-- Instruction --
Give the entries again exactly, every one of them.

-- Records for this task --
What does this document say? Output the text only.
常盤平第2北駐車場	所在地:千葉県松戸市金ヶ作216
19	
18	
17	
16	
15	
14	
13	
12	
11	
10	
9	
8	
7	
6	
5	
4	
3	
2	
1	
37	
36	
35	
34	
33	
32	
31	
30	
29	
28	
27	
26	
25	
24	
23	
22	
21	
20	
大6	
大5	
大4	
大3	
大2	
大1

-- Written solution --
What does this document say? Output the text only.
常盤平第2北駐車場	所在地:千葉県松戸市金ヶ作216
19	
18	
17	
16	
15	
14	
13	
12	
11	
10	
9	
8	
7	
6	
5	
4	
3	
2	
1	
37	
36	
35	
34	
33	
32	
31	
30	
29	
28	
27	
26	
25	
24	
23	
22	
21	
20	
大6	
大5	
大4	
大3	
大2	
大1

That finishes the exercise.